## Aim
Locate the word "предоставлению" in the data below, then copy every line that holds it.

## Data provided
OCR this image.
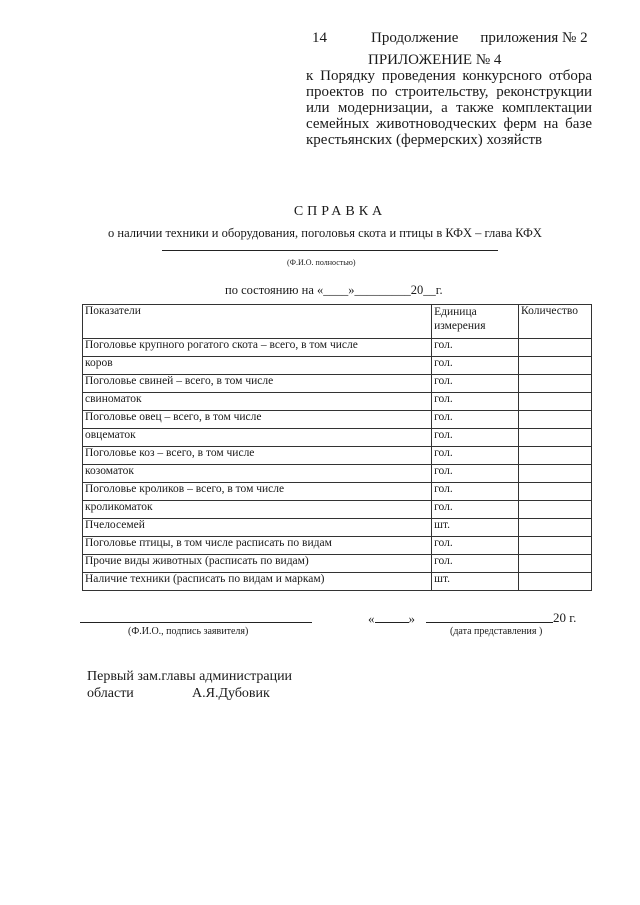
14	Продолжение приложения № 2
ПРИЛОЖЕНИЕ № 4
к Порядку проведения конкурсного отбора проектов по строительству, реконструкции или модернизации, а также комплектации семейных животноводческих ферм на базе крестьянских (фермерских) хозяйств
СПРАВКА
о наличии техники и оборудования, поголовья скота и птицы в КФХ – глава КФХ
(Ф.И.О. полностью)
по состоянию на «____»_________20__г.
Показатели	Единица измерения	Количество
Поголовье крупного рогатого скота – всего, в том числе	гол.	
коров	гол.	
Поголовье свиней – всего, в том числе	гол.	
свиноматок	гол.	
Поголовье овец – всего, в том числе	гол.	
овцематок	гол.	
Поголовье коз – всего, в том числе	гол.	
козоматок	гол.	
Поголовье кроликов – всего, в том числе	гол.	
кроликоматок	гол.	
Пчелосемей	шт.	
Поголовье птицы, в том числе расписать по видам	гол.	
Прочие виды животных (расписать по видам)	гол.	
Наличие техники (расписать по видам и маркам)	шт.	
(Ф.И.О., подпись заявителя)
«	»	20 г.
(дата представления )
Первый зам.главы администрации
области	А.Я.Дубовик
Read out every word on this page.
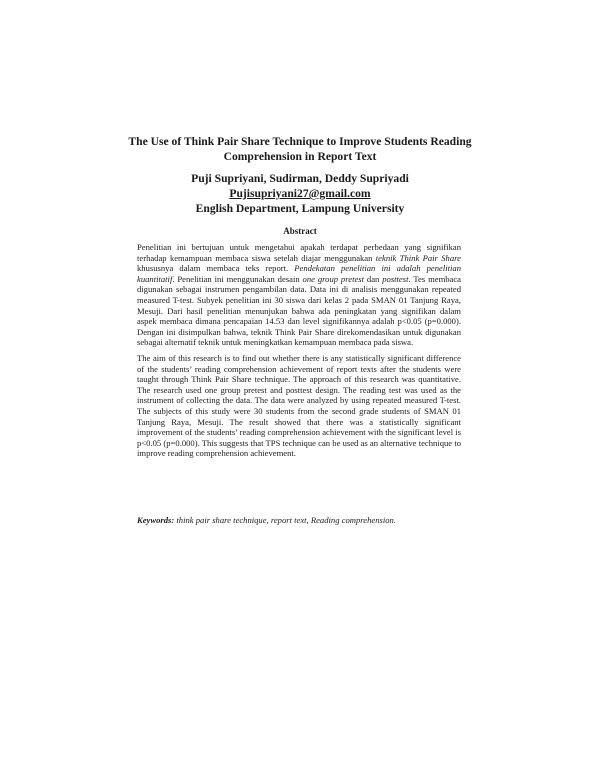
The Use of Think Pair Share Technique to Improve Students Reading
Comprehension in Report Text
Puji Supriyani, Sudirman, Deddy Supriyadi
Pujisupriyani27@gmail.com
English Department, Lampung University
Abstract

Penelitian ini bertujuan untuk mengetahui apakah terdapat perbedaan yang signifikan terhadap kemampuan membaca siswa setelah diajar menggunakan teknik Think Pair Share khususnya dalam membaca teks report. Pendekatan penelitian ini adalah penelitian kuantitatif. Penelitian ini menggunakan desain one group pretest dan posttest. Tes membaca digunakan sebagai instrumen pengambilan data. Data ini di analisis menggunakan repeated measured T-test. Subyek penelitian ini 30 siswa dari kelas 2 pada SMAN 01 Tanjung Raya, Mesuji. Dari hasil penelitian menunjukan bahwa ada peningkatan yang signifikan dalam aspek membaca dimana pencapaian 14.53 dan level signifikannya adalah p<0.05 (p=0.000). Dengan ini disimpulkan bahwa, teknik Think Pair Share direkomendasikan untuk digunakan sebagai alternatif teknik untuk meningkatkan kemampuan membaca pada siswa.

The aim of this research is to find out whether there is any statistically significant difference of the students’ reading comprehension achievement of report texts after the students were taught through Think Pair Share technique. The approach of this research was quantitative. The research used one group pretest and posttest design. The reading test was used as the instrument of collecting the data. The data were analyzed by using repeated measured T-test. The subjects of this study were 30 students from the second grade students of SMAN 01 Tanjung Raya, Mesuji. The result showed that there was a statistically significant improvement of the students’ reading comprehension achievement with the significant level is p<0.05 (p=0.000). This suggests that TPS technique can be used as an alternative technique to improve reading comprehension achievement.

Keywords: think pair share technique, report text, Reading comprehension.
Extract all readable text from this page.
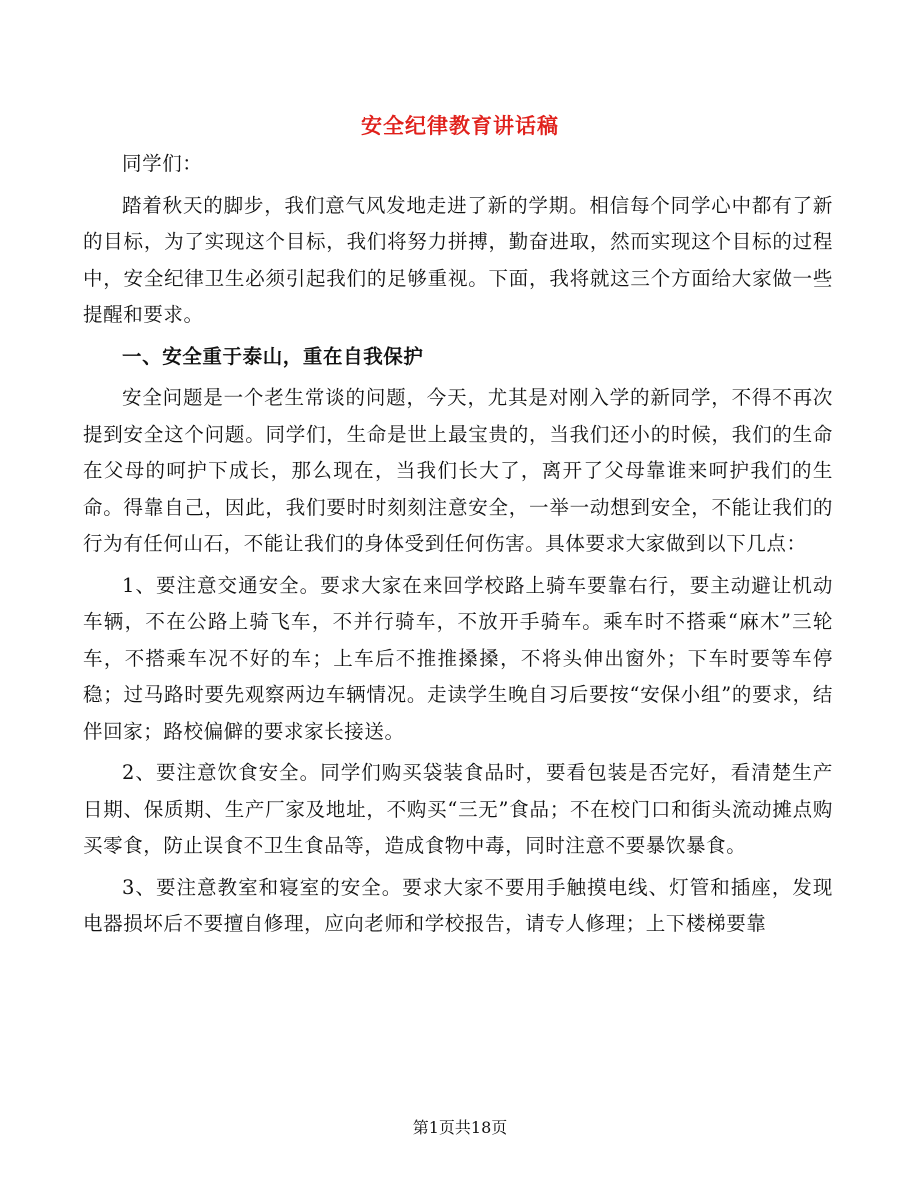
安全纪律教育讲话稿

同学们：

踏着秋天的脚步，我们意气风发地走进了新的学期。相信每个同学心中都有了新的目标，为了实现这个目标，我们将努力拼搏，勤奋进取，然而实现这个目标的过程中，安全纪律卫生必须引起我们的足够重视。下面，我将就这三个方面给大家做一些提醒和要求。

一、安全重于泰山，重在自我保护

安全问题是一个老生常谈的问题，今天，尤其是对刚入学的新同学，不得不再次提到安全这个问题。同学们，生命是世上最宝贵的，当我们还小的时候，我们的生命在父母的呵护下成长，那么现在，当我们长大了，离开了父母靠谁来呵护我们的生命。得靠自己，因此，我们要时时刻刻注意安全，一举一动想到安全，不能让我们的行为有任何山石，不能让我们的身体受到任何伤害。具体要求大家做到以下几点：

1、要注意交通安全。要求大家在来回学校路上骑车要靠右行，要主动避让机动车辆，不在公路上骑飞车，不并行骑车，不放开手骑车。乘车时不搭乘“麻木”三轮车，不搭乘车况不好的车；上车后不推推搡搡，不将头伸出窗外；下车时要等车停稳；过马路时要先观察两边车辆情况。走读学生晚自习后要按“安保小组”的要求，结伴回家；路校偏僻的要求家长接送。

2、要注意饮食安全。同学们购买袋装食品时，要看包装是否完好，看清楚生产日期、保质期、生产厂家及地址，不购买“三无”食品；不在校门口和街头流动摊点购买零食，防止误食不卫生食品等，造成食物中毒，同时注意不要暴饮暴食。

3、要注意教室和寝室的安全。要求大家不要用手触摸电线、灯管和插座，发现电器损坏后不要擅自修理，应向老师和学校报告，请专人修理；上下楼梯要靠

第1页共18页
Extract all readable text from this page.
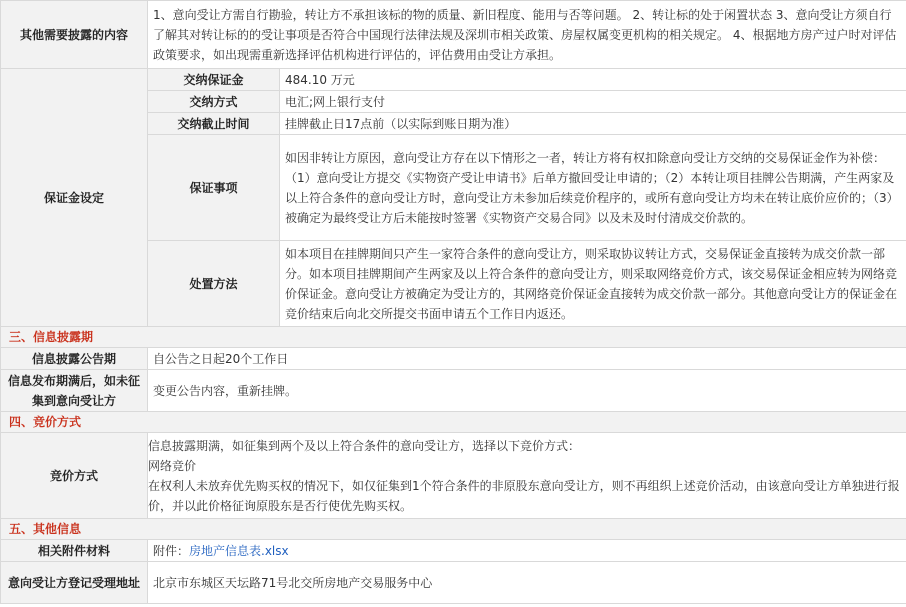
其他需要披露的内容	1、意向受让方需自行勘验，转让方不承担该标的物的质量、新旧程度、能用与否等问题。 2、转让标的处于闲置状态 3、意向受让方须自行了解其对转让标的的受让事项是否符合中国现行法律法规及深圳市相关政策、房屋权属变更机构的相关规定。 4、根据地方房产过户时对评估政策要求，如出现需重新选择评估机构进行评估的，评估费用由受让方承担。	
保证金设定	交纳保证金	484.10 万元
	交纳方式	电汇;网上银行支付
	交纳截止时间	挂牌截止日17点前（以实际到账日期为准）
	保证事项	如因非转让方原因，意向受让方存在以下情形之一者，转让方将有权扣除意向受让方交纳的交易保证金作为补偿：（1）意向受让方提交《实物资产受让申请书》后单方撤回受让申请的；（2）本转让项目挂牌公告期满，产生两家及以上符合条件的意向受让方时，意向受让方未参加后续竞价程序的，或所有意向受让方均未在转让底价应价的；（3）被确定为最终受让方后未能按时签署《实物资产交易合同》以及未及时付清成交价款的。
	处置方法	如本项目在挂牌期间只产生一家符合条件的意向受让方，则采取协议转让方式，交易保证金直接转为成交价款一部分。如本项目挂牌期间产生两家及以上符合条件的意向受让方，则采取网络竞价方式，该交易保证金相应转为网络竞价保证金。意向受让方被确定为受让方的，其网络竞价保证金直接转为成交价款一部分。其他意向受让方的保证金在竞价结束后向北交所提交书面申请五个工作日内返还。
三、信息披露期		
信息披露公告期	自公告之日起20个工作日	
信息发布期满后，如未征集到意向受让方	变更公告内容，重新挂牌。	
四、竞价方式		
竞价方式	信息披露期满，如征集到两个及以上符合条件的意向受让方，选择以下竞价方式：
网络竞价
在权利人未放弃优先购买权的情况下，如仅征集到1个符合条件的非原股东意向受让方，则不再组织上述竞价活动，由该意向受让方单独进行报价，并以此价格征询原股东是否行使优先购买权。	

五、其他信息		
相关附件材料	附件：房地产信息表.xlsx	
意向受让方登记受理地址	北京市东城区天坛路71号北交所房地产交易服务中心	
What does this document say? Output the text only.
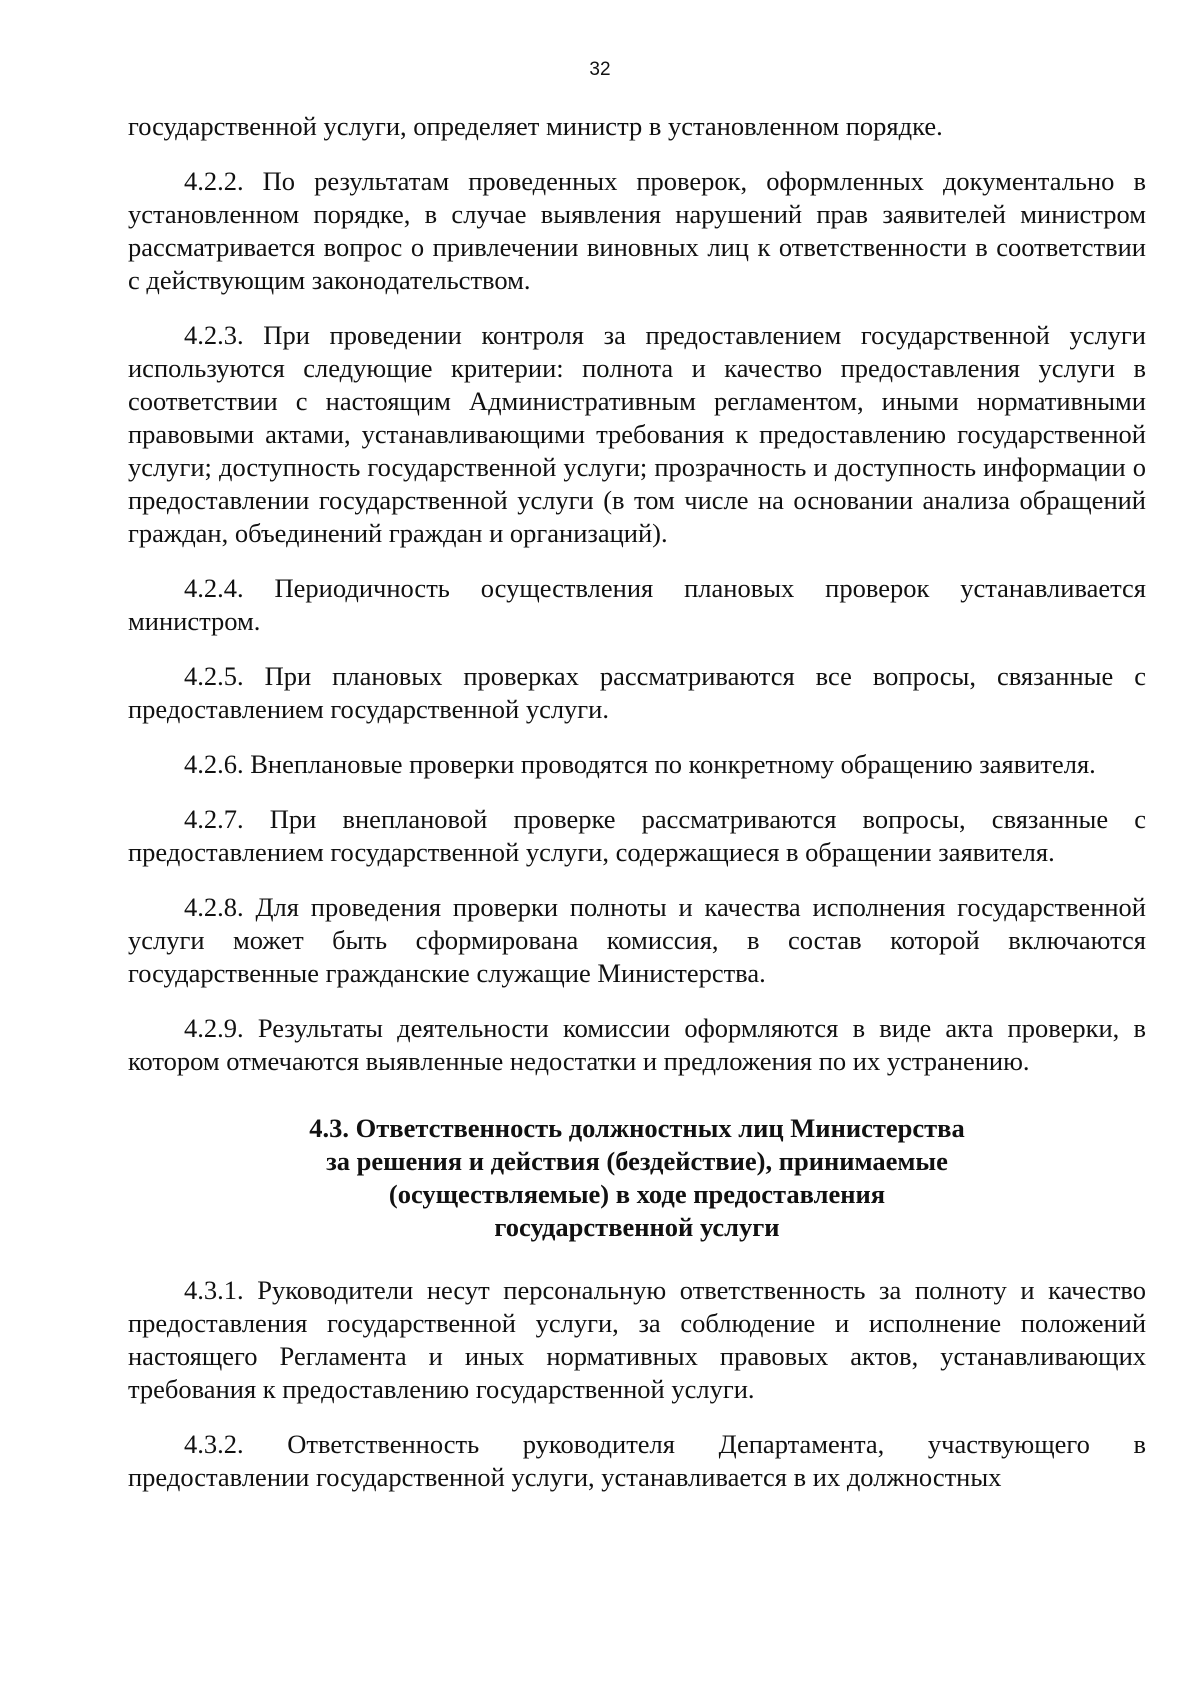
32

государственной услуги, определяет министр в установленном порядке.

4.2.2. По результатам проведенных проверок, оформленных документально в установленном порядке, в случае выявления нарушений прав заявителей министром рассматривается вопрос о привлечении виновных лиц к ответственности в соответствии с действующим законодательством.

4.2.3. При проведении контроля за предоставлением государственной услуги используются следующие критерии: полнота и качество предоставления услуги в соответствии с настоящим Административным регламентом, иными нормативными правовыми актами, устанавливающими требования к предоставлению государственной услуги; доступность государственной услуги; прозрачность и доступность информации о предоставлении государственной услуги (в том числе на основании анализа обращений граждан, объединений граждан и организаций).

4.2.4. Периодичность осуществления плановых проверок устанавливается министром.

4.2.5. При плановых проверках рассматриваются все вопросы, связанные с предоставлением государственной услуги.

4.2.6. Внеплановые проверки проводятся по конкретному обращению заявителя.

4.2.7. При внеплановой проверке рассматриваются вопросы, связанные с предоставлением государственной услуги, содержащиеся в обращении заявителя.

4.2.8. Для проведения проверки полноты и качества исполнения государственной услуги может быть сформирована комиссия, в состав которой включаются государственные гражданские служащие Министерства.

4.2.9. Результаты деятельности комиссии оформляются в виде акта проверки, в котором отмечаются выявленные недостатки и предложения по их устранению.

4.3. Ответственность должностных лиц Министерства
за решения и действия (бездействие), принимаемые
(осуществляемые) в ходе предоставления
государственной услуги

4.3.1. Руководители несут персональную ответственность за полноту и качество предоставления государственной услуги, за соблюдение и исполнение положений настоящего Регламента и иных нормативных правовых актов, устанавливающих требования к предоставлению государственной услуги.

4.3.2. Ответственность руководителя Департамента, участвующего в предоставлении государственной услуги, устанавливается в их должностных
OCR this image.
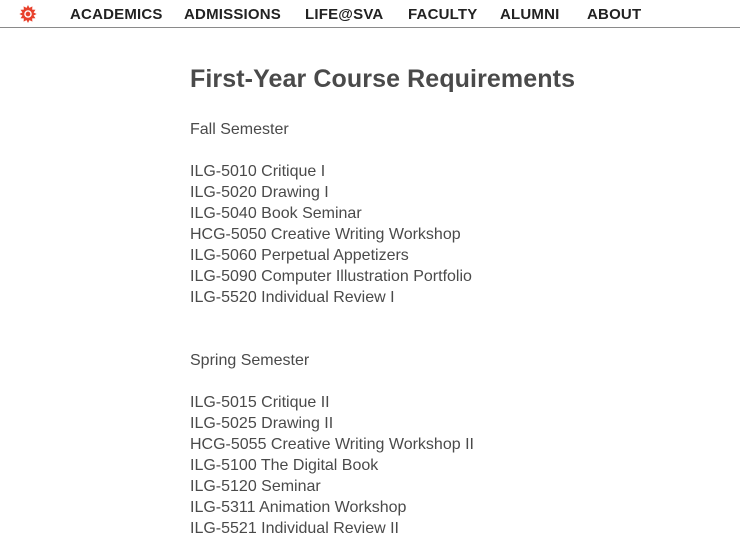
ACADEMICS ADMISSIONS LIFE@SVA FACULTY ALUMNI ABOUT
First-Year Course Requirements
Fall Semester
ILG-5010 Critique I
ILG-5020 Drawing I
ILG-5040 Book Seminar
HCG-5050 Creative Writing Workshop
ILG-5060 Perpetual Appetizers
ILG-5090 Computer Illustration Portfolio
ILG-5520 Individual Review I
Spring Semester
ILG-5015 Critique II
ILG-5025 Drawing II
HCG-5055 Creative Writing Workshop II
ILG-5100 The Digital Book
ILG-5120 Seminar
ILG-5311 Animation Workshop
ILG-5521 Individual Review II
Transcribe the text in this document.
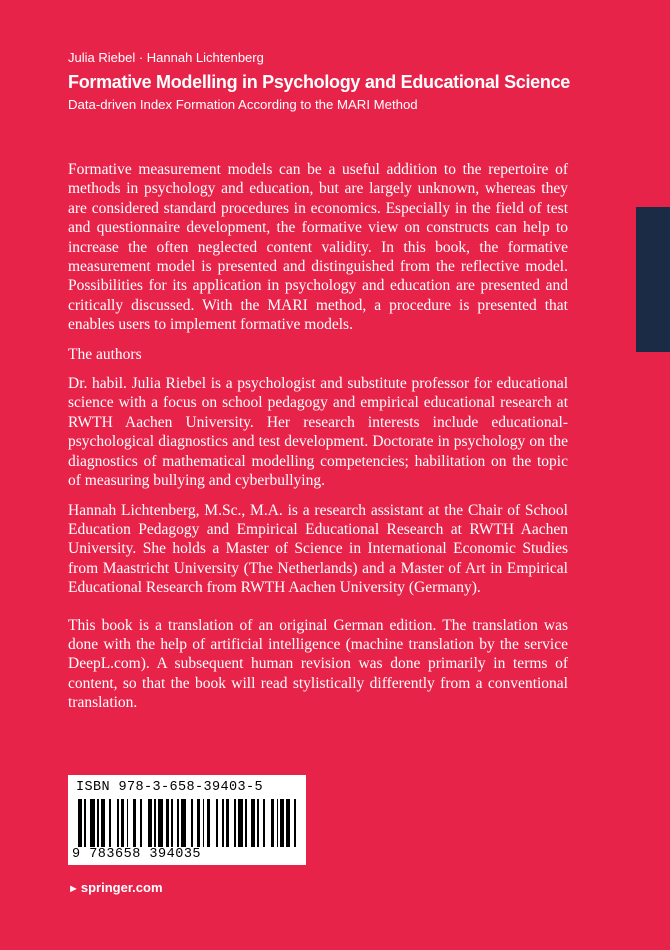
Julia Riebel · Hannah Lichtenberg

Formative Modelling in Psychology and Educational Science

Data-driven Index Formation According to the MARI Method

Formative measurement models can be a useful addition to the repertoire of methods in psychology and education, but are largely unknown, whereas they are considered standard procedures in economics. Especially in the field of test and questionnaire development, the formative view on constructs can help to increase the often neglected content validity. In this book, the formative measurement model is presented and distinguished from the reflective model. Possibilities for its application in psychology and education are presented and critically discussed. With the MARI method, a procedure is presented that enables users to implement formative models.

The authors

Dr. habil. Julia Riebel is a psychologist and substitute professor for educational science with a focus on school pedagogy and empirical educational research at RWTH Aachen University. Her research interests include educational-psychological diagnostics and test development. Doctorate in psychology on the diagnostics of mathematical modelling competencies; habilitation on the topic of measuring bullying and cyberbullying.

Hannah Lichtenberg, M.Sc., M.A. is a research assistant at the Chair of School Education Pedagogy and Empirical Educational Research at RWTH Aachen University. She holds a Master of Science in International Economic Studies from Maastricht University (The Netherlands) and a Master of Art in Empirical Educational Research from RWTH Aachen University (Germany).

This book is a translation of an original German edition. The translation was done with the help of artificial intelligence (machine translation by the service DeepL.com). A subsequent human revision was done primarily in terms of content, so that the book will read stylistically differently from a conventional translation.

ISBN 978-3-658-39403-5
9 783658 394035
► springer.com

## Answer to this problem
4.2.3. При проведении контроля за предоставлением государственной услуги используются следующие критерии: полнота и качество предоставления услуги в соответствии с настоящим Административным регламентом, иными нормативными правовыми актами, устанавливающими требования к предоставлению государственной услуги; доступность государственной услуги; прозрачность и доступность информации о предоставлении государственной услуги (в том числе на основании анализа обращений граждан, объединений граждан и организаций).
4.3.1. Руководители несут персональную ответственность за полноту и качество предоставления государственной услуги, за соблюдение и исполнение положений настоящего Регламента и иных нормативных правовых актов, устанавливающих требования к предоставлению государственной услуги.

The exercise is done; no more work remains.